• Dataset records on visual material
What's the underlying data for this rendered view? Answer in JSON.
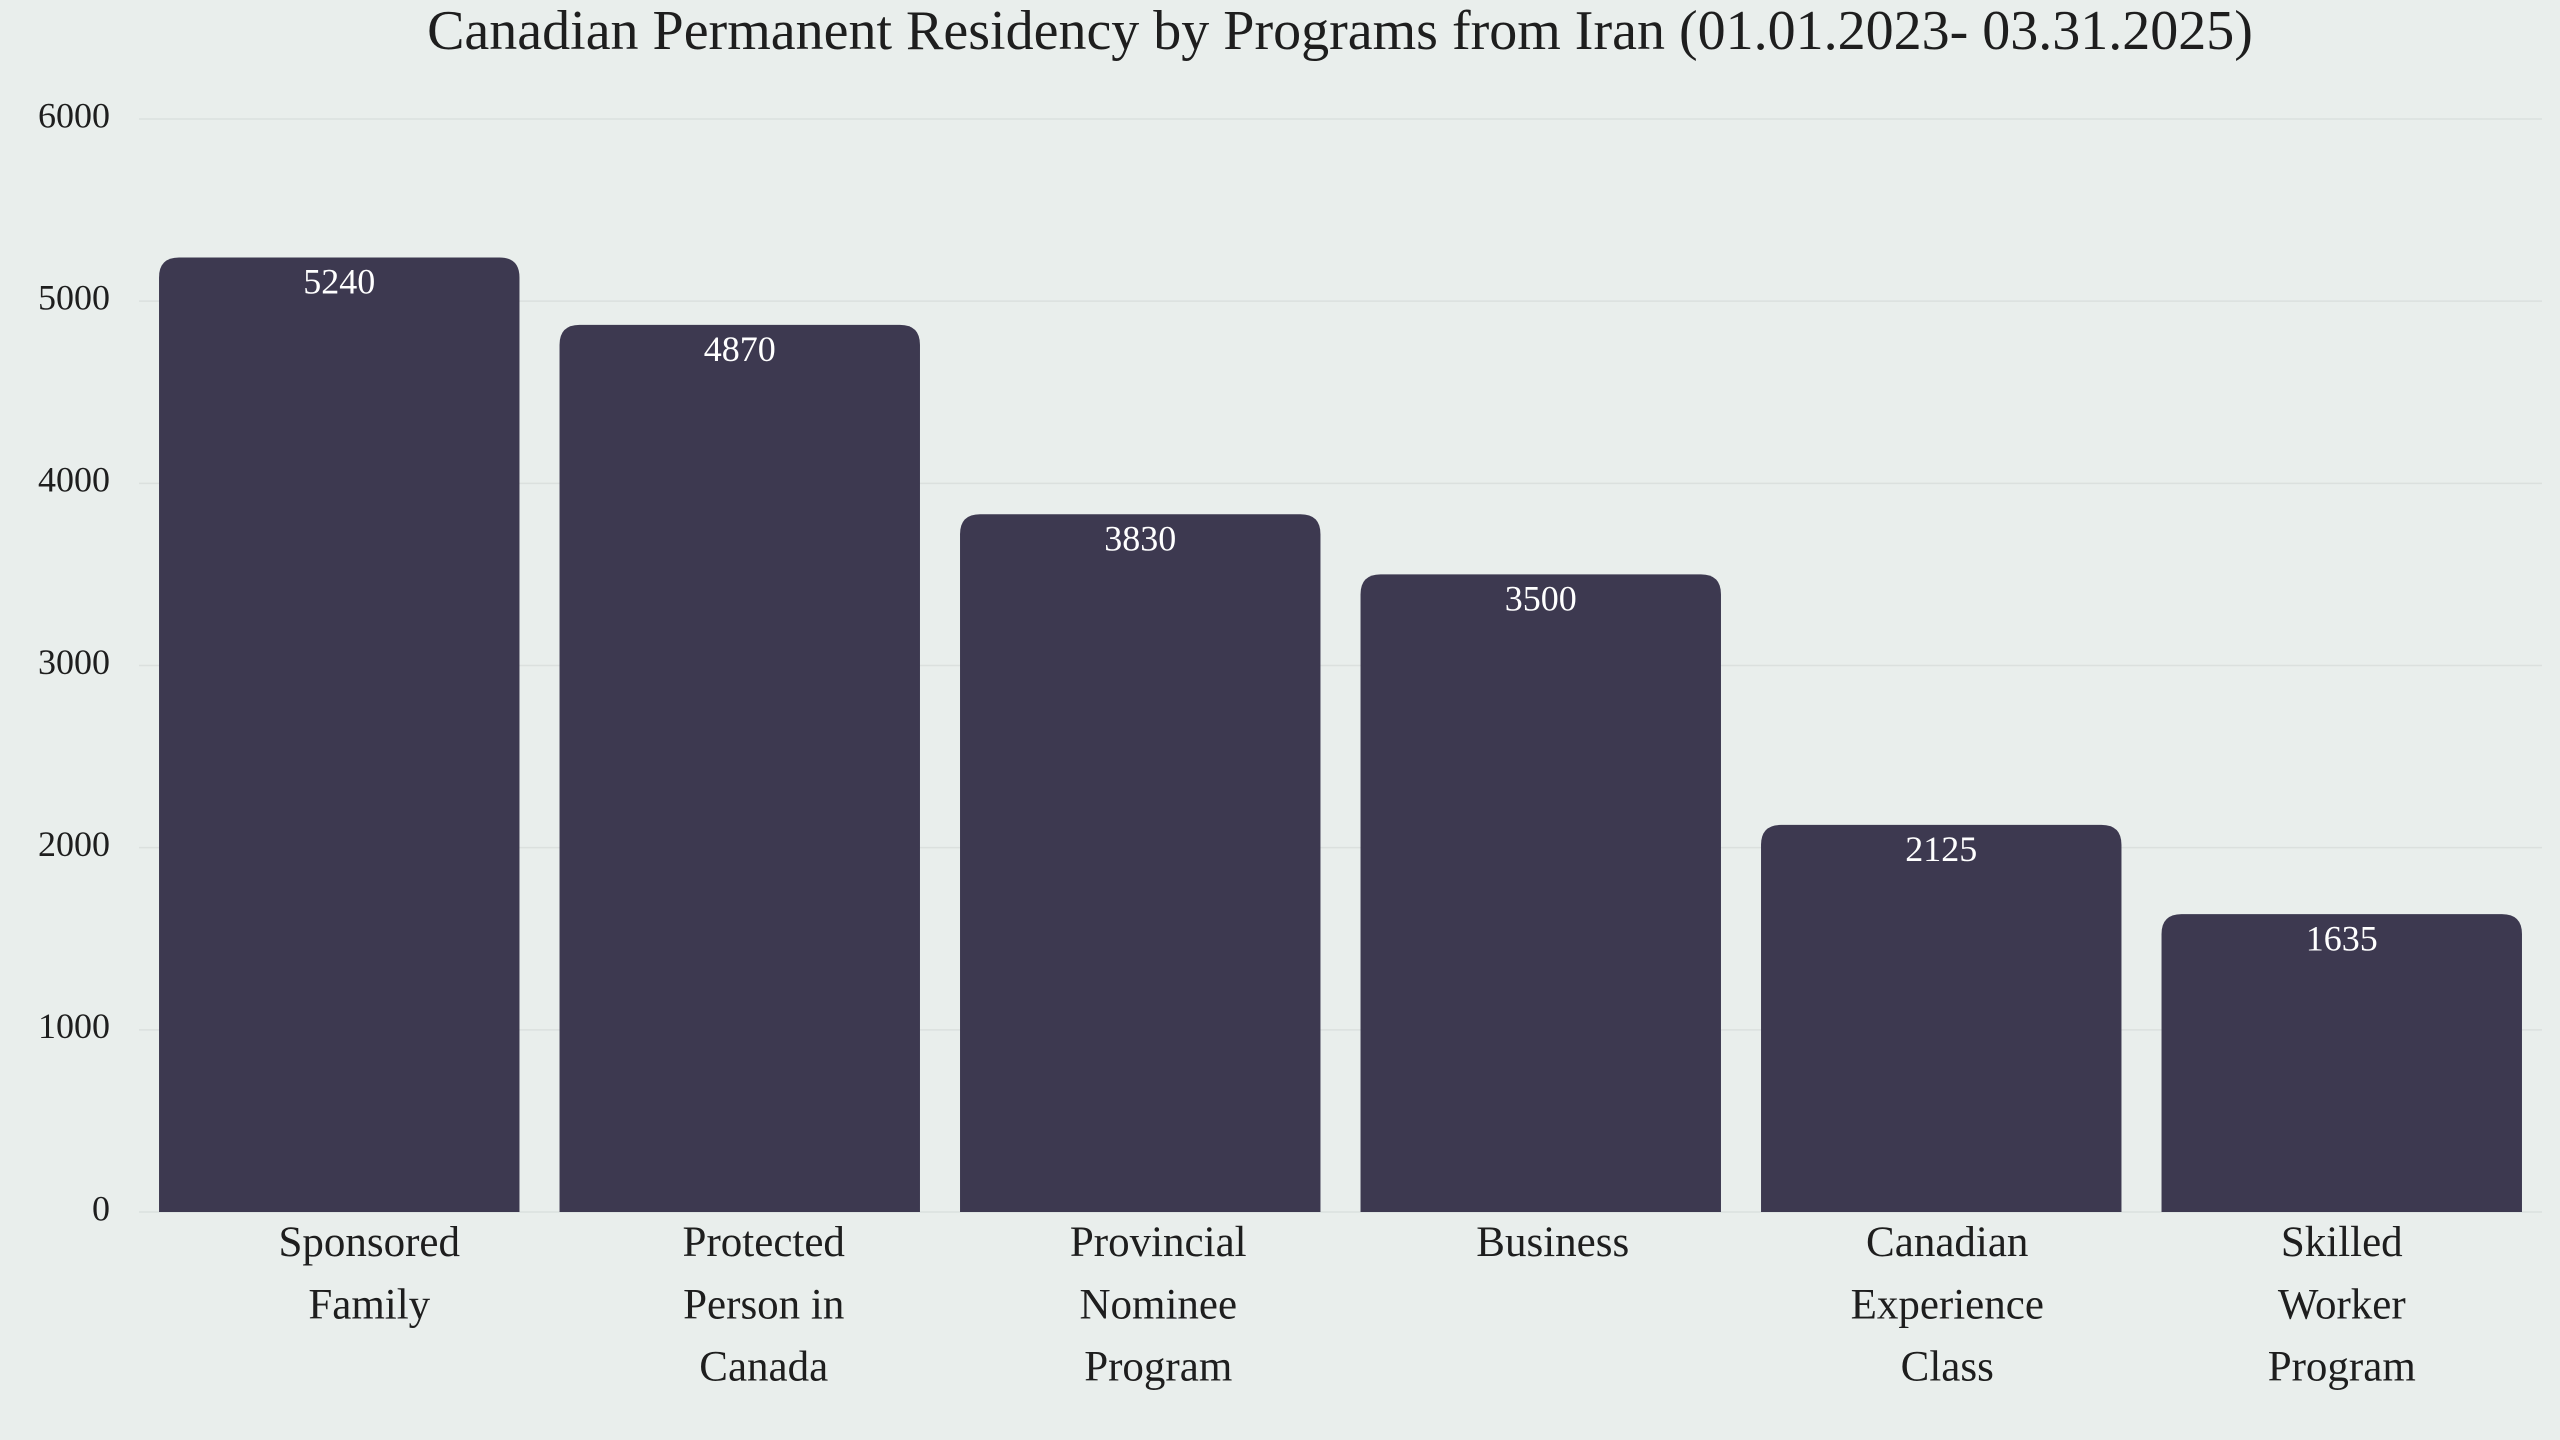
{
  "chart_data": {
    "type": "bar",
    "title": "Canadian Permanent Residency by Programs from Iran (01.01.2023- 03.31.2025)",
    "categories": [
      "Sponsored\nFamily",
      "Protected\nPerson in\nCanada",
      "Provincial\nNominee\nProgram",
      "Business",
      "Canadian\nExperience\nClass",
      "Skilled\nWorker\nProgram"
    ],
    "values": [
      5240,
      4870,
      3830,
      3500,
      2125,
      1635
    ],
    "color": "#3d3950",
    "ylim": [
      0,
      6000
    ],
    "yticks": [
      0,
      1000,
      2000,
      3000,
      4000,
      5000,
      6000
    ],
    "grid": true
  }
}
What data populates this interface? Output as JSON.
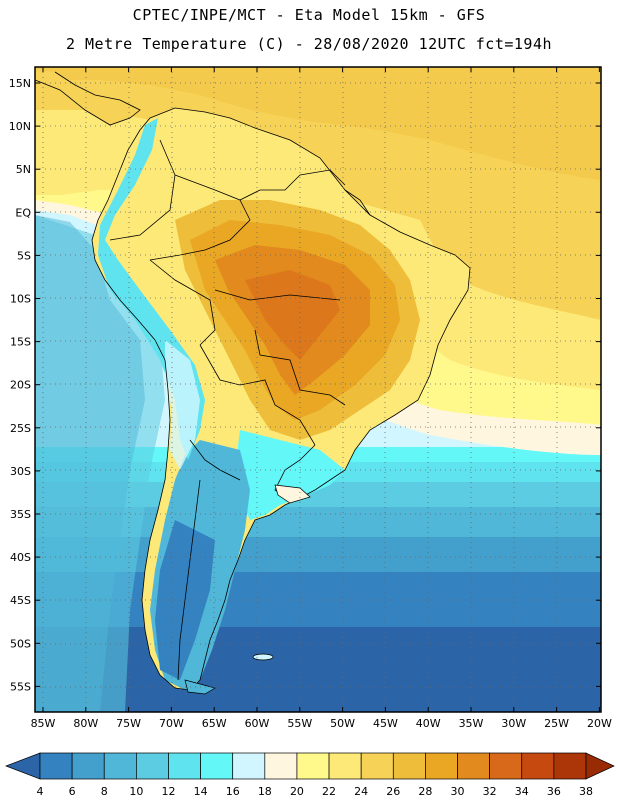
{
  "title_line1": "CPTEC/INPE/MCT -  Eta Model 15km - GFS",
  "title_line2": "2 Metre Temperature (C) - 28/08/2020 12UTC fct=194h",
  "lat_labels": [
    "15N",
    "10N",
    "5N",
    "EQ",
    "5S",
    "10S",
    "15S",
    "20S",
    "25S",
    "30S",
    "35S",
    "40S",
    "45S",
    "50S",
    "55S"
  ],
  "lon_labels": [
    "85W",
    "80W",
    "75W",
    "70W",
    "65W",
    "60W",
    "55W",
    "50W",
    "45W",
    "40W",
    "35W",
    "30W",
    "25W",
    "20W"
  ],
  "colorbar": {
    "labels": [
      "4",
      "6",
      "8",
      "10",
      "12",
      "14",
      "16",
      "18",
      "20",
      "22",
      "24",
      "26",
      "28",
      "30",
      "32",
      "34",
      "36",
      "38"
    ],
    "colors": [
      "#2c64a8",
      "#3582c0",
      "#43a0cc",
      "#50b7d8",
      "#5ccce2",
      "#5ee3ef",
      "#63f7f8",
      "#d2f6ff",
      "#fff6df",
      "#fff98c",
      "#fde978",
      "#f6d256",
      "#eebd3a",
      "#e9a723",
      "#e28a1d",
      "#d8681a",
      "#c64a10",
      "#ad3608",
      "#982a04"
    ]
  }
}
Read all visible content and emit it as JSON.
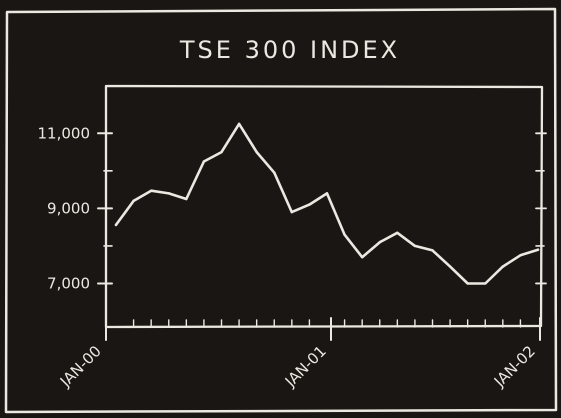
{
  "chart_data": {
    "type": "line",
    "title": "TSE 300 INDEX",
    "xlabel": "",
    "ylabel": "",
    "x_tick_labels": [
      "JAN-00",
      "JAN-01",
      "JAN-02"
    ],
    "y_tick_labels": [
      "11,000",
      "9,000",
      "7,000"
    ],
    "y_ticks": [
      11000,
      9000,
      7000
    ],
    "xlim": [
      0,
      24
    ],
    "ylim": [
      6000,
      12100
    ],
    "grid": false,
    "series": [
      {
        "name": "",
        "x": [
          0,
          1,
          2,
          3,
          4,
          5,
          6,
          7,
          8,
          9,
          10,
          11,
          12,
          13,
          14,
          15,
          16,
          17,
          18,
          19,
          20,
          21,
          22,
          23,
          24
        ],
        "values": [
          8560,
          9200,
          9470,
          9400,
          9250,
          10250,
          10500,
          11250,
          10500,
          9950,
          8900,
          9100,
          9400,
          8300,
          7700,
          8100,
          8350,
          8000,
          7880,
          7450,
          7000,
          7000,
          7450,
          7750,
          7900
        ]
      }
    ]
  },
  "colors": {
    "background": "#1a1613",
    "chalk": "#ece8e1"
  }
}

• Written exercise
Reproduce the material word for word, minus the images.

• Response to the task
What's the underlying data for this rendered view? Answer in JSON.
{
  "chart_data": {
    "type": "bar",
    "title": "Canadian Permanent Residency by Programs from Iran (01.01.2023- 03.31.2025)",
    "categories": [
      "Sponsored\nFamily",
      "Protected\nPerson in\nCanada",
      "Provincial\nNominee\nProgram",
      "Business",
      "Canadian\nExperience\nClass",
      "Skilled\nWorker\nProgram"
    ],
    "values": [
      5240,
      4870,
      3830,
      3500,
      2125,
      1635
    ],
    "color": "#3d3950",
    "ylim": [
      0,
      6000
    ],
    "yticks": [
      0,
      1000,
      2000,
      3000,
      4000,
      5000,
      6000
    ],
    "grid": true
  }
}
What data populates this interface? Output as JSON.
{
  "title_line1": "CPTEC/INPE/MCT -  Eta Model 15km - GFS",
  "title_line2": "2 Metre Temperature (C) - 28/08/2020 12UTC fct=194h",
  "lat_labels": [
    "15N",
    "10N",
    "5N",
    "EQ",
    "5S",
    "10S",
    "15S",
    "20S",
    "25S",
    "30S",
    "35S",
    "40S",
    "45S",
    "50S",
    "55S"
  ],
  "lon_labels": [
    "85W",
    "80W",
    "75W",
    "70W",
    "65W",
    "60W",
    "55W",
    "50W",
    "45W",
    "40W",
    "35W",
    "30W",
    "25W",
    "20W"
  ],
  "colorbar": {
    "labels": [
      "4",
      "6",
      "8",
      "10",
      "12",
      "14",
      "16",
      "18",
      "20",
      "22",
      "24",
      "26",
      "28",
      "30",
      "32",
      "34",
      "36",
      "38"
    ],
    "colors": [
      "#2c64a8",
      "#3582c0",
      "#43a0cc",
      "#50b7d8",
      "#5ccce2",
      "#5ee3ef",
      "#63f7f8",
      "#d2f6ff",
      "#fff6df",
      "#fff98c",
      "#fde978",
      "#f6d256",
      "#eebd3a",
      "#e9a723",
      "#e28a1d",
      "#d8681a",
      "#c64a10",
      "#ad3608",
      "#982a04"
    ]
  }
}
Read all visible content and emit it as JSON.
{
  "chart_data": {
    "type": "line",
    "title": "TSE 300 INDEX",
    "xlabel": "",
    "ylabel": "",
    "x_tick_labels": [
      "JAN-00",
      "JAN-01",
      "JAN-02"
    ],
    "y_tick_labels": [
      "11,000",
      "9,000",
      "7,000"
    ],
    "y_ticks": [
      11000,
      9000,
      7000
    ],
    "xlim": [
      0,
      24
    ],
    "ylim": [
      6000,
      12100
    ],
    "grid": false,
    "series": [
      {
        "name": "",
        "x": [
          0,
          1,
          2,
          3,
          4,
          5,
          6,
          7,
          8,
          9,
          10,
          11,
          12,
          13,
          14,
          15,
          16,
          17,
          18,
          19,
          20,
          21,
          22,
          23,
          24
        ],
        "values": [
          8560,
          9200,
          9470,
          9400,
          9250,
          10250,
          10500,
          11250,
          10500,
          9950,
          8900,
          9100,
          9400,
          8300,
          7700,
          8100,
          8350,
          8000,
          7880,
          7450,
          7000,
          7000,
          7450,
          7750,
          7900
        ]
      }
    ]
  },
  "colors": {
    "background": "#1a1613",
    "chalk": "#ece8e1"
  }
}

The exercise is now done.